本文抜粋:
ミラル
原題:Miral
2010年/仏・イスラエル・伊・インド/英語/112分/35mm/カラー作品/1.85:1/ドルビーSRD/字幕翻訳:渡邉貴子/協力:コミュニティシネマセンター 配給:ユーロスペース、ブロードメディア・スタジオ
2011年8月6日、ユーロスペースほか全国ロードショー
(C)PATHÉ - ER PRODUCTIONS - EAGLE PICTURES - INDIA TAKE ONE PRODUCTIONS with the participation of CANAL + and CINECINEMA A Jon KILIK Production
公開初日 2011/08/06
配給会社名 0131/0551
解説
愛を伝えること、自由を伝えること、そして希望をつないでいくこと——。
親から子へ、教師から生徒へ、平和を望むすべての人々に向けた真実のメッセージ
1948年、イスラエル建国宣言の1カ月前のエルサレム。その路上にはユダヤ民兵組織によって親を殺された孤児たち55人の痛ましい姿があった。後にそうした孤児たちのために生涯をささげることになるヒンドゥ・ホセイニは、自身の資産をつぎ込み、孤児たちのホームとなるダール・エッティフル(子供の家)という学校を創設する。この学校は、現在に至るまで悲劇的な歴史の犠牲者である3000人以上の子供たちに教育と生活の場を提供してきた。ここには幼い時からヒンドゥの与える愛と教育を受け、未知数の可能性を秘めた少女ミラルがいた。東エルサレムに生きるミラルが、占領下のパレスチナで成長していく様を、ジュリアン・シュナーベル監督は繊細な一枚一枚の花弁を扱うように縒り合せていく。やがてミラルが歩む道は、より大きな歴史という物語をも紡いでいくのだった…。
「“ミラル”は道端に咲く赤い花。きっと誰もが目にしている」というテロップで幕を開けるこの映画は、本作の主人公ミラルに自身を投影させ、実際にダール・エッティフェルで学んだ1973年・イスラエル生まれのルーラ・ジブリールによる自伝的実話「ミラル」に基づく映画化。無限の可能性を秘めたひとりの少女が過酷な現実に翻弄されながらも逞しく生き抜き、ついには輝かしい未来へと羽ばたいていく姿を映し出す。またミラルとヒンドゥの世代を超えた絆に託されたのは、愛と教育こそが平和への道を切り開くというメッセージ。21世紀の今もまだパレスチナにおける平和は実現していないが、作り手たちの自由と希望の切なる祈りがこもったラスト・シーンは、観る者の心を揺さぶってやまない。

データ項目:
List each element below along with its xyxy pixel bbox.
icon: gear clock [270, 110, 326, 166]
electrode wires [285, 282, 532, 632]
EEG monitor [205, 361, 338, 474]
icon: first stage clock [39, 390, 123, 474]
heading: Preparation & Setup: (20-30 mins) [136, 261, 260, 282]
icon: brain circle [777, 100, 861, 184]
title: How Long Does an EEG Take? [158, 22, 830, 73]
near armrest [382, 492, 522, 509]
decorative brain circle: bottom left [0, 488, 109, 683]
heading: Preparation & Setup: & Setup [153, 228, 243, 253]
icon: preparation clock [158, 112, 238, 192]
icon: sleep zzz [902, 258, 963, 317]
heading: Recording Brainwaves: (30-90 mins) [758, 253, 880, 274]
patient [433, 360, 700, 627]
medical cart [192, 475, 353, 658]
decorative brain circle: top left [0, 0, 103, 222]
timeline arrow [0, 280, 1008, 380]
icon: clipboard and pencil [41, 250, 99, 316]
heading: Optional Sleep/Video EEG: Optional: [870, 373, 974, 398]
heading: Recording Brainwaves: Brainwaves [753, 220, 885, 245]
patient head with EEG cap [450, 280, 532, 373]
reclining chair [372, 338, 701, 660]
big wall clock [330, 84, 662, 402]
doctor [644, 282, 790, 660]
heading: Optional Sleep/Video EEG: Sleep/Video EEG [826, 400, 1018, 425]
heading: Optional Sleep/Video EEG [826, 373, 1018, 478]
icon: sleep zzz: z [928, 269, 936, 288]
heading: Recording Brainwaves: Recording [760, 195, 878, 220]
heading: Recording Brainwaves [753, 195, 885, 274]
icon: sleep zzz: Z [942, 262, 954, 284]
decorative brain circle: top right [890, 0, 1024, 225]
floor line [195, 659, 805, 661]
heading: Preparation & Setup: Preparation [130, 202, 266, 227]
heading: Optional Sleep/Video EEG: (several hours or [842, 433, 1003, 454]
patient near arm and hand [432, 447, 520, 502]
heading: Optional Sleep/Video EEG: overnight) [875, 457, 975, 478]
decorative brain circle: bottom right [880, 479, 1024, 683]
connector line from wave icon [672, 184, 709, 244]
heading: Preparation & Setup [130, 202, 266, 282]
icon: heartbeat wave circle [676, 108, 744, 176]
* * *
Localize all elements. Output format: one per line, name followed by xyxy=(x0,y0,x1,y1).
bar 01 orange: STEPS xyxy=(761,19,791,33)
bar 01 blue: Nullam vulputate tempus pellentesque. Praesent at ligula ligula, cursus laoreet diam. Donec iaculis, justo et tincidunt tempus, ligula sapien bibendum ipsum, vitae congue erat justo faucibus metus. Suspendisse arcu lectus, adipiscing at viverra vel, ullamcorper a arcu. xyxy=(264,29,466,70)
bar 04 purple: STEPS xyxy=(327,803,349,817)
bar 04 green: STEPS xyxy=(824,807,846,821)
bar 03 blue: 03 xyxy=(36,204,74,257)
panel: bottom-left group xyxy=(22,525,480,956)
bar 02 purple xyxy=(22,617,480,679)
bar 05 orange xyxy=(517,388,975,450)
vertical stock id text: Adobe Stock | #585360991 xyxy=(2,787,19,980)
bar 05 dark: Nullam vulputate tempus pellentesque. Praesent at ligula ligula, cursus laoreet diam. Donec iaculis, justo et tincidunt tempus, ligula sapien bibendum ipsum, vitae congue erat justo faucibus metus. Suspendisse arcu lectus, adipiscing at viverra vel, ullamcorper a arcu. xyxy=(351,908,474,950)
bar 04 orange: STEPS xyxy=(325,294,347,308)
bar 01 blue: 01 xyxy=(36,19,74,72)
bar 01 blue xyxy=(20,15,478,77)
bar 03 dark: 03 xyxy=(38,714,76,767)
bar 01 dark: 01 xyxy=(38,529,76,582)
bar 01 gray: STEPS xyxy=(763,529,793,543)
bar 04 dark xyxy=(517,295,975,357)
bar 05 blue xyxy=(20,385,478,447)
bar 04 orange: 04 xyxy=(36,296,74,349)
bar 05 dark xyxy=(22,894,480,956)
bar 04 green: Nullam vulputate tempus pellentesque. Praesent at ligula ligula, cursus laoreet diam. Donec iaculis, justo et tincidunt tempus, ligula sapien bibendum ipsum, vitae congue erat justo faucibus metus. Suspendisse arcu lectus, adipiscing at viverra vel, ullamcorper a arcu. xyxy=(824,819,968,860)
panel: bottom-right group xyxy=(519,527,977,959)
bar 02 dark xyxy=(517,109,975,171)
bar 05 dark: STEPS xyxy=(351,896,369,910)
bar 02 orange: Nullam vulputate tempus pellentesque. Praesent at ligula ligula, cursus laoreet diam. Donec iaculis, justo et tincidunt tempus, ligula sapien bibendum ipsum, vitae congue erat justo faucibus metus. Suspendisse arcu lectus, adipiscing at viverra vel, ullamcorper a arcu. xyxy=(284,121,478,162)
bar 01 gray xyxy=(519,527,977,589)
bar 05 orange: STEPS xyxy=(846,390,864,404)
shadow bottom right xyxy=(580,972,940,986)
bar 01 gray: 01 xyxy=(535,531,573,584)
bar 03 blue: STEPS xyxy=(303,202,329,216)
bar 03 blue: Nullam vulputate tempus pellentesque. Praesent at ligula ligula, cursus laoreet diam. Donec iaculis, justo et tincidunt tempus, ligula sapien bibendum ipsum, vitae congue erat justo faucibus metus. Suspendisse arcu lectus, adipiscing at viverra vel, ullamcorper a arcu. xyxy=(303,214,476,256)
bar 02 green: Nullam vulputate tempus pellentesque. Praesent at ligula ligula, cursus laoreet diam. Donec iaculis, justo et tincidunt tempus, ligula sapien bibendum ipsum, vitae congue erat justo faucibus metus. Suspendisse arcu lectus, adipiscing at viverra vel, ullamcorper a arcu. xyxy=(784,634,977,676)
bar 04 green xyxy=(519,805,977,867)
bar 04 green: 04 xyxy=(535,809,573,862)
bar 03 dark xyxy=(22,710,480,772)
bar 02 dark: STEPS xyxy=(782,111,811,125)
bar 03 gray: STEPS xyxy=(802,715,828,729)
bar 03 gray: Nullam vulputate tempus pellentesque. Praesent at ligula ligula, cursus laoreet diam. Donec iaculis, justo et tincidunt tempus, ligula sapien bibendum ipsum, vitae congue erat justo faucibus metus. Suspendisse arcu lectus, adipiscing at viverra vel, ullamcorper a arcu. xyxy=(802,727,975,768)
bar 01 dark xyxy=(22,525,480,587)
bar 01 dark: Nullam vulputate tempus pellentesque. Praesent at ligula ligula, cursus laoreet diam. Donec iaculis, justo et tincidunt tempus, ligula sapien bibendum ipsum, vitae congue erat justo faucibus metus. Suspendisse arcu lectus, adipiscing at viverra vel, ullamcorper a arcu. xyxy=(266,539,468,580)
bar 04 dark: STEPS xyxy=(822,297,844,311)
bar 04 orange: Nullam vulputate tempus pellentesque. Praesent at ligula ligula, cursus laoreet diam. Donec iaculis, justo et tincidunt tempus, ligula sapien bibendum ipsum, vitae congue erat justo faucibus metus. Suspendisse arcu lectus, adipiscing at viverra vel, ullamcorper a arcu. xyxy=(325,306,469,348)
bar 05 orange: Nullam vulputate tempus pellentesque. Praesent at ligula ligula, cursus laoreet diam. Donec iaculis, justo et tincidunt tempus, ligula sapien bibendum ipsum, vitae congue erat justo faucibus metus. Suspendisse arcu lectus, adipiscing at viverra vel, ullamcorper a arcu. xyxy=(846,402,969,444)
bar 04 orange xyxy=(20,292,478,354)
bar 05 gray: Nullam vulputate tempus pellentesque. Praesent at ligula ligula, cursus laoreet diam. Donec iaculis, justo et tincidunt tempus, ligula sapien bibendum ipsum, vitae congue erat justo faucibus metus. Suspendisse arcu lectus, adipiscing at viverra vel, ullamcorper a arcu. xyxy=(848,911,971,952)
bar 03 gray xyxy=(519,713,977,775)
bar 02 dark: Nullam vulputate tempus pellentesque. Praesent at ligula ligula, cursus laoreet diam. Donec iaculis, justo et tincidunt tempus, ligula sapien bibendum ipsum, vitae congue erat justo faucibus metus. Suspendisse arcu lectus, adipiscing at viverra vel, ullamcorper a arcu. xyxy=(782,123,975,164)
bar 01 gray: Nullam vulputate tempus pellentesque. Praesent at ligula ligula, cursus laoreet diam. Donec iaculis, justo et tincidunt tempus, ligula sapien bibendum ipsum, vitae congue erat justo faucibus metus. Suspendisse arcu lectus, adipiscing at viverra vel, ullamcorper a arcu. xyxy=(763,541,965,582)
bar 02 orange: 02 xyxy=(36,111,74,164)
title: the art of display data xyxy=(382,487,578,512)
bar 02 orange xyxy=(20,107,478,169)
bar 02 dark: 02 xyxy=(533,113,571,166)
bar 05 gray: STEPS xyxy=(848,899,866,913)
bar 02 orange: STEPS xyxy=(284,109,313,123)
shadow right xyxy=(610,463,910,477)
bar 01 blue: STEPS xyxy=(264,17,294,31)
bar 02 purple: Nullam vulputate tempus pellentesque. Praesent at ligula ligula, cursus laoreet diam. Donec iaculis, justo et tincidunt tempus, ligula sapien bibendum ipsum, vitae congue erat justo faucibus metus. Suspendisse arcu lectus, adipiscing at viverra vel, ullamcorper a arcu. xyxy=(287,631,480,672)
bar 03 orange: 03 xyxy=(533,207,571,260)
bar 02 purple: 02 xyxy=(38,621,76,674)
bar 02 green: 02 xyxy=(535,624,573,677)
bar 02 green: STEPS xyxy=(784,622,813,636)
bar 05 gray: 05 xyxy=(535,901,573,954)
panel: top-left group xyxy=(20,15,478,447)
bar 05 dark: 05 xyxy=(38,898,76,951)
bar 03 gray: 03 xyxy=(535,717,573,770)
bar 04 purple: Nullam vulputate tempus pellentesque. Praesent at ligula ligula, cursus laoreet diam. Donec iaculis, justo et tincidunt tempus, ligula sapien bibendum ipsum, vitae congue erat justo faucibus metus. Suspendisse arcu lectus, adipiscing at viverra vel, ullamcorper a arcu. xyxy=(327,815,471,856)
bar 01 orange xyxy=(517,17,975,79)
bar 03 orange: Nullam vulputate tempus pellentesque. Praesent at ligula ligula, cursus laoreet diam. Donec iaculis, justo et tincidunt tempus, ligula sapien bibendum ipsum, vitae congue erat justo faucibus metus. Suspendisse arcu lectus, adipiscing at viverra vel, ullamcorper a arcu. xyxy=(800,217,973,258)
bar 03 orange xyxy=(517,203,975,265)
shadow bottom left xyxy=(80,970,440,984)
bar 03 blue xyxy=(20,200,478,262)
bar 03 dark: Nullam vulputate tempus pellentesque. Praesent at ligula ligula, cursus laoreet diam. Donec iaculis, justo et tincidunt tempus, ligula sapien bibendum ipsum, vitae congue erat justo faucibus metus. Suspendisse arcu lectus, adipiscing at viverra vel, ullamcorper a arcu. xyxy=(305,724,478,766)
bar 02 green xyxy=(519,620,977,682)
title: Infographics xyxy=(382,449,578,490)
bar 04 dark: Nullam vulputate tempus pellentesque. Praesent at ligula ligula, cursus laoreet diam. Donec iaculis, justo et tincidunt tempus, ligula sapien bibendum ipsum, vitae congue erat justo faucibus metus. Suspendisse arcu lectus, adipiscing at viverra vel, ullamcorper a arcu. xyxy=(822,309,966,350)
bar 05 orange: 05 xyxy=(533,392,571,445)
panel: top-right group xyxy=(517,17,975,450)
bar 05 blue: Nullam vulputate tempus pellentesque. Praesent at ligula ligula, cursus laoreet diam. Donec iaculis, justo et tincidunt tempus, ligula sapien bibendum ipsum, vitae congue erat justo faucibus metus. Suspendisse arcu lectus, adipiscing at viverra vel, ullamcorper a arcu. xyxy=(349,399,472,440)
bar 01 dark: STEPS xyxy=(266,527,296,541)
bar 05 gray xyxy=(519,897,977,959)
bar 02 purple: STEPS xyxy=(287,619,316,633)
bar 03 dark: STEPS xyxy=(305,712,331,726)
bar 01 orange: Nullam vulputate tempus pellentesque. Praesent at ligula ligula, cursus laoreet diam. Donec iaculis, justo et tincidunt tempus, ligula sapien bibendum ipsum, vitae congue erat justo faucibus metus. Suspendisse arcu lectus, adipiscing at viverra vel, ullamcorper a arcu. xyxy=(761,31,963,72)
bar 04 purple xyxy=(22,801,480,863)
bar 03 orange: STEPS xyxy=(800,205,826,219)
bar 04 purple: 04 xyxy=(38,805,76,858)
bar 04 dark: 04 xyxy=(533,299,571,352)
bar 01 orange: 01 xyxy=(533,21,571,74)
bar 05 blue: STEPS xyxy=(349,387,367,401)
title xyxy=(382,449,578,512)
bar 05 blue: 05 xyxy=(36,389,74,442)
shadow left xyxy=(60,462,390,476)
...
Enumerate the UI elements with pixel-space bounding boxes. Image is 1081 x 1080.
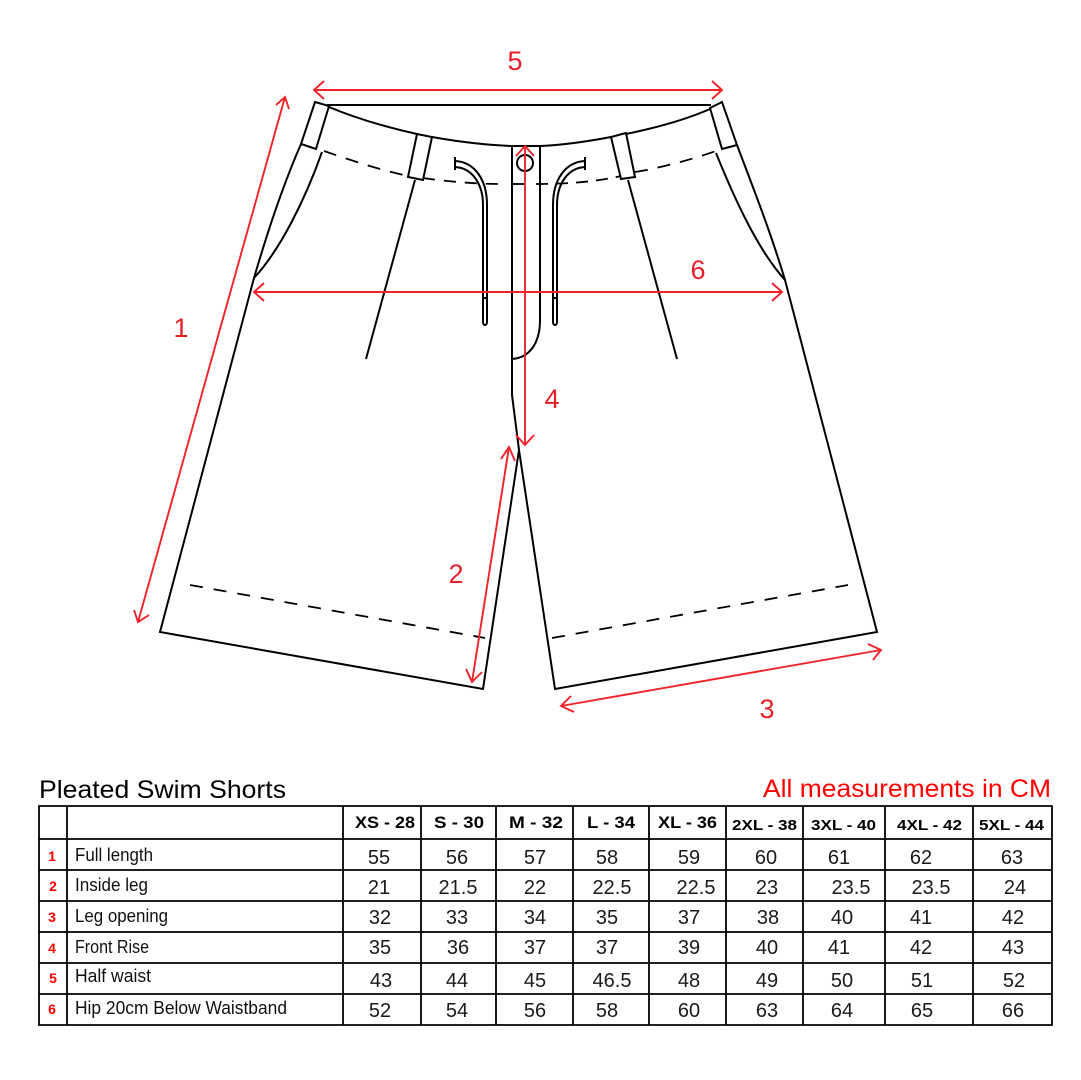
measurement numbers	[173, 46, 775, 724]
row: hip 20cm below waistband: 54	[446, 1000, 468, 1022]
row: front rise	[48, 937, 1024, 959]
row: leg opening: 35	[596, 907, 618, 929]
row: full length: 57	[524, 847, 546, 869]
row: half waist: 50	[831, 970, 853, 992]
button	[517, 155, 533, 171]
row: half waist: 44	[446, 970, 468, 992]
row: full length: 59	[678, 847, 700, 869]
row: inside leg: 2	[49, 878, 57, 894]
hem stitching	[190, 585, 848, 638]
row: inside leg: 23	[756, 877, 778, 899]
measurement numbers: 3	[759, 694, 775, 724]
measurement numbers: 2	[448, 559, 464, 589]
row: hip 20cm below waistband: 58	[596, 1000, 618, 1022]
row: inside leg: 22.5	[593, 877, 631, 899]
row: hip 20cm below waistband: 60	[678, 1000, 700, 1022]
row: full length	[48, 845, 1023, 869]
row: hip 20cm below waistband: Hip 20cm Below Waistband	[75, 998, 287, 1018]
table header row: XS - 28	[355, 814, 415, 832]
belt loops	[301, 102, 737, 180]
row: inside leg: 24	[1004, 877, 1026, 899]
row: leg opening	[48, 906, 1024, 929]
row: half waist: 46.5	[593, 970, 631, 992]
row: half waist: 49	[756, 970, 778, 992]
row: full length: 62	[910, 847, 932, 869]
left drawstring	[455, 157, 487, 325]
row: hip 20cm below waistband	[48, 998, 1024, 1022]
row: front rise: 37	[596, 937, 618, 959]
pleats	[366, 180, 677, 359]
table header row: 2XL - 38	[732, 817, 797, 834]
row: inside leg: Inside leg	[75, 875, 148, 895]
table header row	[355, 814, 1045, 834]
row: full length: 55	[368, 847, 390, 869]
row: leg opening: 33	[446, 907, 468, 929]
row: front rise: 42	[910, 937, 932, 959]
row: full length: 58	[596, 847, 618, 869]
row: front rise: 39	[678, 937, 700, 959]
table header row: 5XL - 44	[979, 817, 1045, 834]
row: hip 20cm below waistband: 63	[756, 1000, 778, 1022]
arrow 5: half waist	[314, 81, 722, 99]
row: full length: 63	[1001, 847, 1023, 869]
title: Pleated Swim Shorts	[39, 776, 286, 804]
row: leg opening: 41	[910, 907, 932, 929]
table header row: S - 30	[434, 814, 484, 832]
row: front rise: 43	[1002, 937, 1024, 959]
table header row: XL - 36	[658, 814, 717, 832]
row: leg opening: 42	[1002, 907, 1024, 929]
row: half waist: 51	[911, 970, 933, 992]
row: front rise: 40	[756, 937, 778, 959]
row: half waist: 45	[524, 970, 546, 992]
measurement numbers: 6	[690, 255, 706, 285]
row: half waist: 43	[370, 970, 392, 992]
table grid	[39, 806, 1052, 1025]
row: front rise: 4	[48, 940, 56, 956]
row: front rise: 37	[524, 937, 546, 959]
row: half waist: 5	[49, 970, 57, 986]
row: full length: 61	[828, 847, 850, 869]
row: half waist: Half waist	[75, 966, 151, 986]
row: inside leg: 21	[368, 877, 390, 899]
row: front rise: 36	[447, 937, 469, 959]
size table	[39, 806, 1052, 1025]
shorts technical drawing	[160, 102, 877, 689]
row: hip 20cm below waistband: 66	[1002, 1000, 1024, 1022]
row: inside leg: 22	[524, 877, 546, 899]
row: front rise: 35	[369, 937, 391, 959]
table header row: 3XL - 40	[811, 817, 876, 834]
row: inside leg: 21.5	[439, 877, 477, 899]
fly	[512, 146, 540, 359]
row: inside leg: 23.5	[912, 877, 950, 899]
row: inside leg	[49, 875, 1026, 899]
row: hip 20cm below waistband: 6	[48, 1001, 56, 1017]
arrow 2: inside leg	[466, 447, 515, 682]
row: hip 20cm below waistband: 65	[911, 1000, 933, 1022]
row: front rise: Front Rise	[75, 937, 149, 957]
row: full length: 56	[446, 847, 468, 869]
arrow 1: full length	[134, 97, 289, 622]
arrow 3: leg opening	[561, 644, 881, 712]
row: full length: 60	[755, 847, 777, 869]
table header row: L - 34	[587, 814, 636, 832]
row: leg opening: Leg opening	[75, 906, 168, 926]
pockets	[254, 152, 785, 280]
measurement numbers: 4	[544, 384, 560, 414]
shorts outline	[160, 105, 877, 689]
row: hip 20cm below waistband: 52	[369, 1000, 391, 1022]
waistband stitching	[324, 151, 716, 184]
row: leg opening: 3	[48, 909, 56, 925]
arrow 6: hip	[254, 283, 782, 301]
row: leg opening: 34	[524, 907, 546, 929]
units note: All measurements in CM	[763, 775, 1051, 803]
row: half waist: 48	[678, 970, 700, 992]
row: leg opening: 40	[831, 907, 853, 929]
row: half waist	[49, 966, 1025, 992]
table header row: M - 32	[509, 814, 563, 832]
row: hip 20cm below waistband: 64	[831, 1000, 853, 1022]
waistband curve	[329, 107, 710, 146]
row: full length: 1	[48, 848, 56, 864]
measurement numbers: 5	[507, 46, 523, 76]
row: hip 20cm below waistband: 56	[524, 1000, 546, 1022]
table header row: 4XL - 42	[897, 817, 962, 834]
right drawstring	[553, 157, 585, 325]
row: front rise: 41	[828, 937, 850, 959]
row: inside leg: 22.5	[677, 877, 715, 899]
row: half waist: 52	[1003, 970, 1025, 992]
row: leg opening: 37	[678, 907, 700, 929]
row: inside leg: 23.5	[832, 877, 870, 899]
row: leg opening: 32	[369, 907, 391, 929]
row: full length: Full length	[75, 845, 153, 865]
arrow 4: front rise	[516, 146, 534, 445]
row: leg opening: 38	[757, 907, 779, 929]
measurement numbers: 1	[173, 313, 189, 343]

課題一覧:
[a] 映画「ミラル」の紹介文のうち、「親から子へ、教師から生徒へ、平和を望むすべての人々に向けた真実のメッセージ」から「者の心を揺さぶってやまない。」までの箇所を一字一句そのまま繰り返してください。
[b] 映画「ミラル」の紹介文を、最後の文の後から続けて書いてください。
データは参照しなくてかまいません。

解答:
[a]
親から子へ、教師から生徒へ、平和を望むすべての人々に向けた真実のメッセージ
1948年、イスラエル建国宣言の1カ月前のエルサレム。その路上にはユダヤ民兵組織によって親を殺された孤児たち55人の痛ましい姿があった。後にそうした孤児たちのために生涯をささげることになるヒンドゥ・ホセイニは、自身の資産をつぎ込み、孤児たちのホームとなるダール・エッティフル(子供の家)という学校を創設する。この学校は、現在に至るまで悲劇的な歴史の犠牲者である3000人以上の子供たちに教育と生活の場を提供してきた。ここには幼い時からヒンドゥの与える愛と教育を受け、未知数の可能性を秘めた少女ミラルがいた。東エルサレムに生きるミラルが、占領下のパレスチナで成長していく様を、ジュリアン・シュナーベル監督は繊細な一枚一枚の花弁を扱うように縒り合せていく。やがてミラルが歩む道は、より大きな歴史という物語をも紡いでいくのだった…。
「“ミラル”は道端に咲く赤い花。きっと誰もが目にしている」というテロップで幕を開けるこの映画は、本作の主人公ミラルに自身を投影させ、実際にダール・エッティフェルで学んだ1973年・イスラエル生まれのルーラ・ジブリールによる自伝的実話「ミラル」に基づく映画化。無限の可能性を秘めたひとりの少女が過酷な現実に翻弄されながらも逞しく生き抜き、ついには輝かしい未来へと羽ばたいていく姿を映し出す。またミラルとヒンドゥの世代を超えた絆に託されたのは、愛と教育こそが平和への道を切り開くというメッセージ。21世紀の今もまだパレスチナにおける平和は実現していないが、作り手たちの自由と希望の切なる祈りがこもったラスト・シーンは、観る者の心を揺さぶってやまない。

[b]
1978年、母親を亡くした7歳の少女ミラルがダール・エッティフェルの門をくぐった。やがて美しくも芯の強い17歳に成長したミラルは、子供たちに勉強を教えるために訪れた難民キャンプで、イスラエル軍に家屋が破壊される衝撃的な光景を目の当たりにする。さらに若き活動家ハーニが掲げる理想に共感した彼女は、急速に政治への関心を強め、イスラエルへの敵対心を抱いていく。しかし、それは恩師ヒンドゥや父親ジャマールの願いを裏切る行為だった。暴力には暴力で対抗すべきか、それとも教育によって平和をたぐり寄せようとするヒンドゥの信念を受け継ぐべきか。あまりにも重い選択を迫られたミラルは、はたしていかなる決断を下すのだろうか……。
紛争の地で生まれた感動的な実話に基づく、ジュリアン・シュナーベル監督の新たな挑戦
世界中の誰もが平和を望んでいる。しかしこの世界には長年解決されない複雑にして残酷な問題が存在し、理不尽な暴力によって無数の尊い命が奪われ続けている。いったい私たちは何を信じて行動すれば、少しでも世界をよりよく変えることができるのだろうか——。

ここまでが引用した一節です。